▶ **Directions**: Reproduce verbatim only the lines from the one containing "Transcribe this image's" through the last line below, both included.

▶ **Material shown**:
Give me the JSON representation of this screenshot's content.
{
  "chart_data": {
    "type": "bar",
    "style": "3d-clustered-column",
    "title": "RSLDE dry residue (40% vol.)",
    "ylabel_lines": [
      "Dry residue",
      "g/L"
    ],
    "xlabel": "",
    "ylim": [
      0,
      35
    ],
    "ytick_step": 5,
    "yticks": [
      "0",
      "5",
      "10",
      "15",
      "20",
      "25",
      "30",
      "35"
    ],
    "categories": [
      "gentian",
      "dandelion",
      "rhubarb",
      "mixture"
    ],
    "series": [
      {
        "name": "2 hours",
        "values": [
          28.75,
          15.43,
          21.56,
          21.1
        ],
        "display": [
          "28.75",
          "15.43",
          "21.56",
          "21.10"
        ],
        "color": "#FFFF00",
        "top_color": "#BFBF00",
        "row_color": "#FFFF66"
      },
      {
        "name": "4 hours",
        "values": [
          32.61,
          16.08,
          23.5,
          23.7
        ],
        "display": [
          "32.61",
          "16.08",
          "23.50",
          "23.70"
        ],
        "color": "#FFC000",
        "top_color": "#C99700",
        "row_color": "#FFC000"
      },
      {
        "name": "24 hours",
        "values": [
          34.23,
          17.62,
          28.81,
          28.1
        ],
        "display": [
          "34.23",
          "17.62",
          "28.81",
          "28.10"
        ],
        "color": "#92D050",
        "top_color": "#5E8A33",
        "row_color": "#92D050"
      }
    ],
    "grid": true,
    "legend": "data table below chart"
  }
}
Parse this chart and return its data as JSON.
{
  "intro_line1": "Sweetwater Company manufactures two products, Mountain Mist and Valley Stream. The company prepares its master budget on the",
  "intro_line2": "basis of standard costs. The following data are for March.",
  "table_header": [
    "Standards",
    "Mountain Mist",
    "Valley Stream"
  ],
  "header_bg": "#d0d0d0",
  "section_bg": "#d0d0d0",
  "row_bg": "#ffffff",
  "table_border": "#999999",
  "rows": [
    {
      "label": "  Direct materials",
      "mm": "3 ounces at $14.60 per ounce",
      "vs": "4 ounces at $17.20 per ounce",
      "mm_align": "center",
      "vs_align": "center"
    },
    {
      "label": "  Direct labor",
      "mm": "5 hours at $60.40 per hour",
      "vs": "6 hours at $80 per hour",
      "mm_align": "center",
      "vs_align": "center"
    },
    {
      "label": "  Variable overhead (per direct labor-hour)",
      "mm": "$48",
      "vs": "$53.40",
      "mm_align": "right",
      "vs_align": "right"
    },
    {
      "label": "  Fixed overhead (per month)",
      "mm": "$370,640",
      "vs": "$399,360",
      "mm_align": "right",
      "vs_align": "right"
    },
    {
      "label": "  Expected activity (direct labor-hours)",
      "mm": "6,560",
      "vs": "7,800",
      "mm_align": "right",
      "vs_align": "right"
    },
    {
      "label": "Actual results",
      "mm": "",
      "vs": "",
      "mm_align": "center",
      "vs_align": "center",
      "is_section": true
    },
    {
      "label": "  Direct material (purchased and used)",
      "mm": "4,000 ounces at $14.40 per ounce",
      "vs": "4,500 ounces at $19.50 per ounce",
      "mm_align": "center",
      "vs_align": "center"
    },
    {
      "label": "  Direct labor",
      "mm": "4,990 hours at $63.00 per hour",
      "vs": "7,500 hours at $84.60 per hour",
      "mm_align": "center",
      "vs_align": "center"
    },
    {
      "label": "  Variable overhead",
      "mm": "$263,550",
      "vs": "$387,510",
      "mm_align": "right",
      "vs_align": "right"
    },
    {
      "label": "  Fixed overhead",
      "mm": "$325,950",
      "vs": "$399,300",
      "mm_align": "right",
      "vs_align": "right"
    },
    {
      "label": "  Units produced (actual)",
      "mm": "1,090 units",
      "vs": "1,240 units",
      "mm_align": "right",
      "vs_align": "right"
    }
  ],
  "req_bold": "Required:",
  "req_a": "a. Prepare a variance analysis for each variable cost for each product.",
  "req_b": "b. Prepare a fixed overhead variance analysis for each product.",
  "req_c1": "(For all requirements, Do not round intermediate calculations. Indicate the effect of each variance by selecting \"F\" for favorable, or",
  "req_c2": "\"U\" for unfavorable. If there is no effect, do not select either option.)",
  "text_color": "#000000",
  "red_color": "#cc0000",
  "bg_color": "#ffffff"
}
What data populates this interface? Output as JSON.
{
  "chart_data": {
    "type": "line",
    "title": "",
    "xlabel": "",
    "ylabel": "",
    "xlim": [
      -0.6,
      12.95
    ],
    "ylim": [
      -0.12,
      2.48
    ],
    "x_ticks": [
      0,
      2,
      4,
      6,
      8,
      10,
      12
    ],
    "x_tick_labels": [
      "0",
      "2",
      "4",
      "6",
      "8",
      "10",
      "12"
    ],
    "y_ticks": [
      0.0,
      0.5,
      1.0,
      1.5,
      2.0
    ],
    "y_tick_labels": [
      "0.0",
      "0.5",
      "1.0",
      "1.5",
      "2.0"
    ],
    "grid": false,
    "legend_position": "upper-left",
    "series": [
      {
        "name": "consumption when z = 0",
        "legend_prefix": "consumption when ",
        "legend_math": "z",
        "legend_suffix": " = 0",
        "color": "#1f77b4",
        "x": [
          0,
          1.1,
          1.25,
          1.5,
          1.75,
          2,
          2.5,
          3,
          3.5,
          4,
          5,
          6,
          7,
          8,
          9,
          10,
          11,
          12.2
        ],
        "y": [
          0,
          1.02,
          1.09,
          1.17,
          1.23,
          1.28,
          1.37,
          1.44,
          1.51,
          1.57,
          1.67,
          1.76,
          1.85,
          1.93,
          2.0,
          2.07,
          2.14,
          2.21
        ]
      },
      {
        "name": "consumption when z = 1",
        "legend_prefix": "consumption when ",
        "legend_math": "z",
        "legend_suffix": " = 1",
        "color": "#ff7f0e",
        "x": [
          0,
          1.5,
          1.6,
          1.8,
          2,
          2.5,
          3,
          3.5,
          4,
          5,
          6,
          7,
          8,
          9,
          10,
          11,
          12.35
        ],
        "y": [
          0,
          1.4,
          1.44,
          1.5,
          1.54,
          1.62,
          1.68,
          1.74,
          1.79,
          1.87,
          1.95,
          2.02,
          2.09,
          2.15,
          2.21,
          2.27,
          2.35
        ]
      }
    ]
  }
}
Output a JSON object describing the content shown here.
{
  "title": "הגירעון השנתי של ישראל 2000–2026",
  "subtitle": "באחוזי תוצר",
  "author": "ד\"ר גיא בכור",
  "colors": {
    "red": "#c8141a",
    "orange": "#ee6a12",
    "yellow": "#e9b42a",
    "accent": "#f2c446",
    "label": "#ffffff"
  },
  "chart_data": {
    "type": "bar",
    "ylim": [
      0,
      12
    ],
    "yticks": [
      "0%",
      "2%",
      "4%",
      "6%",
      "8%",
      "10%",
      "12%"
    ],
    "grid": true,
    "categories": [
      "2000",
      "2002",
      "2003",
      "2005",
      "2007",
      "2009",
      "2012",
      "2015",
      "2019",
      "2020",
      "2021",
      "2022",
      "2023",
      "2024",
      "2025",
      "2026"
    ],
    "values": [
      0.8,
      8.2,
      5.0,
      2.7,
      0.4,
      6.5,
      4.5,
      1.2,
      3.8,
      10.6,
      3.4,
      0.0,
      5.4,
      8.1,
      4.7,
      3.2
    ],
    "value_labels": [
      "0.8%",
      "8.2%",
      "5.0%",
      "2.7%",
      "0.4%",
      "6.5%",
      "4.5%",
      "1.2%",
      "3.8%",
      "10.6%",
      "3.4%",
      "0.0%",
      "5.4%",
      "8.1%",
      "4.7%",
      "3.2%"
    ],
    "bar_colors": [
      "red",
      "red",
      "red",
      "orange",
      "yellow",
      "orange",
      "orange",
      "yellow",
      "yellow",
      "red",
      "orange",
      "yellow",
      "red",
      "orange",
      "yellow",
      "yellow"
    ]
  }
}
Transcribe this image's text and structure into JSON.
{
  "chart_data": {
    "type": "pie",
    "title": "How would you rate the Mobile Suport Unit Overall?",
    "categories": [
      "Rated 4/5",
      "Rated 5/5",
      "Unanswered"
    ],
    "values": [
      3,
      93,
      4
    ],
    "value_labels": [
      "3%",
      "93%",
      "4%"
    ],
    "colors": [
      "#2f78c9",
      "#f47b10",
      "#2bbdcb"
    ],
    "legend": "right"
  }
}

▶ **Final answer**:
Transcribe this image's text and structure into JSON.
{
  "chart_data": {
    "type": "pie",
    "title": "How would you rate the Mobile Suport Unit Overall?",
    "categories": [
      "Rated 4/5",
      "Rated 5/5",
      "Unanswered"
    ],
    "values": [
      3,
      93,
      4
    ],
    "value_labels": [
      "3%",
      "93%",
      "4%"
    ],
    "colors": [
      "#2f78c9",
      "#f47b10",
      "#2bbdcb"
    ],
    "legend": "right"
  }
}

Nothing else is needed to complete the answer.